#### [EXERCISE MATERIALS]
==========

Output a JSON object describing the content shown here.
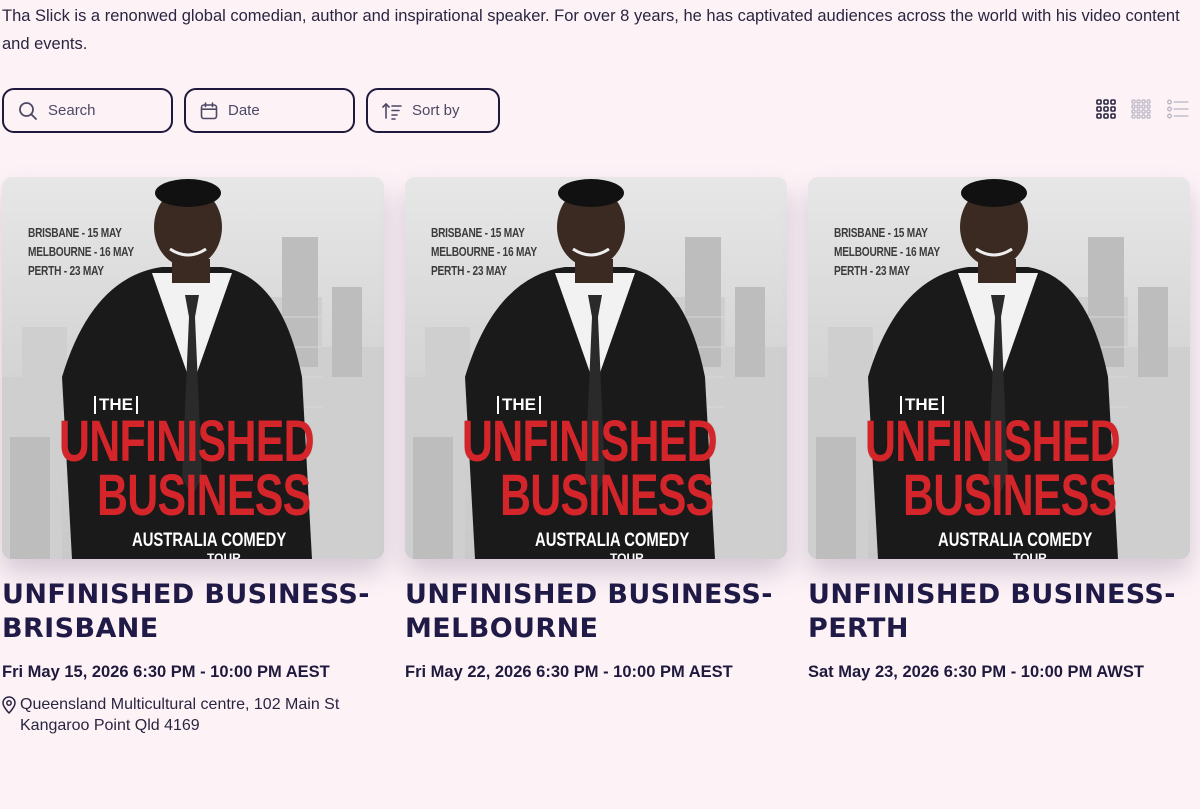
{
  "description": "Tha Slick is a renonwed global comedian, author and inspirational speaker. For over 8 years, he has captivated audiences across  the world with his video content and events.",
  "filters": {
    "search_placeholder": "Search",
    "date_placeholder": "Date",
    "sort_label": "Sort by"
  },
  "view_modes": [
    {
      "name": "grid-3",
      "active": true
    },
    {
      "name": "grid-4",
      "active": false
    },
    {
      "name": "list",
      "active": false
    }
  ],
  "poster": {
    "cities": [
      "BRISBANE - 15 MAY",
      "MELBOURNE - 16 MAY",
      "PERTH - 23 MAY"
    ],
    "the": "THE",
    "line1": "UNFINISHED",
    "line2": "BUSINESS",
    "sub_bold": "AUSTRALIA",
    "sub_rest": " COMEDY",
    "tour": "TOUR"
  },
  "events": [
    {
      "title": "UNFINISHED BUSINESS- BRISBANE",
      "datetime": "Fri May 15, 2026 6:30 PM - 10:00 PM AEST",
      "location_line1": "Queensland Multicultural centre, 102 Main St",
      "location_line2": "Kangaroo Point Qld 4169"
    },
    {
      "title": "UNFINISHED BUSINESS- MELBOURNE",
      "datetime": "Fri May 22, 2026 6:30 PM - 10:00 PM AEST"
    },
    {
      "title": "UNFINISHED BUSINESS- PERTH",
      "datetime": "Sat May 23, 2026 6:30 PM - 10:00 PM AWST"
    }
  ],
  "colors": {
    "background": "#fdf3f7",
    "primary": "#1f1a3d",
    "poster_red": "#d4252a"
  }
}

==========

#### [GIVEN INSTRUCTION]
Without the pictures, restate all of the entries above verbatim.

#### [EXERCISE RESULT]
Output a JSON object describing the content shown here.
{
  "description": "Tha Slick is a renonwed global comedian, author and inspirational speaker. For over 8 years, he has captivated audiences across  the world with his video content and events.",
  "filters": {
    "search_placeholder": "Search",
    "date_placeholder": "Date",
    "sort_label": "Sort by"
  },
  "view_modes": [
    {
      "name": "grid-3",
      "active": true
    },
    {
      "name": "grid-4",
      "active": false
    },
    {
      "name": "list",
      "active": false
    }
  ],
  "poster": {
    "cities": [
      "BRISBANE - 15 MAY",
      "MELBOURNE - 16 MAY",
      "PERTH - 23 MAY"
    ],
    "the": "THE",
    "line1": "UNFINISHED",
    "line2": "BUSINESS",
    "sub_bold": "AUSTRALIA",
    "sub_rest": " COMEDY",
    "tour": "TOUR"
  },
  "events": [
    {
      "title": "UNFINISHED BUSINESS- BRISBANE",
      "datetime": "Fri May 15, 2026 6:30 PM - 10:00 PM AEST",
      "location_line1": "Queensland Multicultural centre, 102 Main St",
      "location_line2": "Kangaroo Point Qld 4169"
    },
    {
      "title": "UNFINISHED BUSINESS- MELBOURNE",
      "datetime": "Fri May 22, 2026 6:30 PM - 10:00 PM AEST"
    },
    {
      "title": "UNFINISHED BUSINESS- PERTH",
      "datetime": "Sat May 23, 2026 6:30 PM - 10:00 PM AWST"
    }
  ],
  "colors": {
    "background": "#fdf3f7",
    "primary": "#1f1a3d",
    "poster_red": "#d4252a"
  }
}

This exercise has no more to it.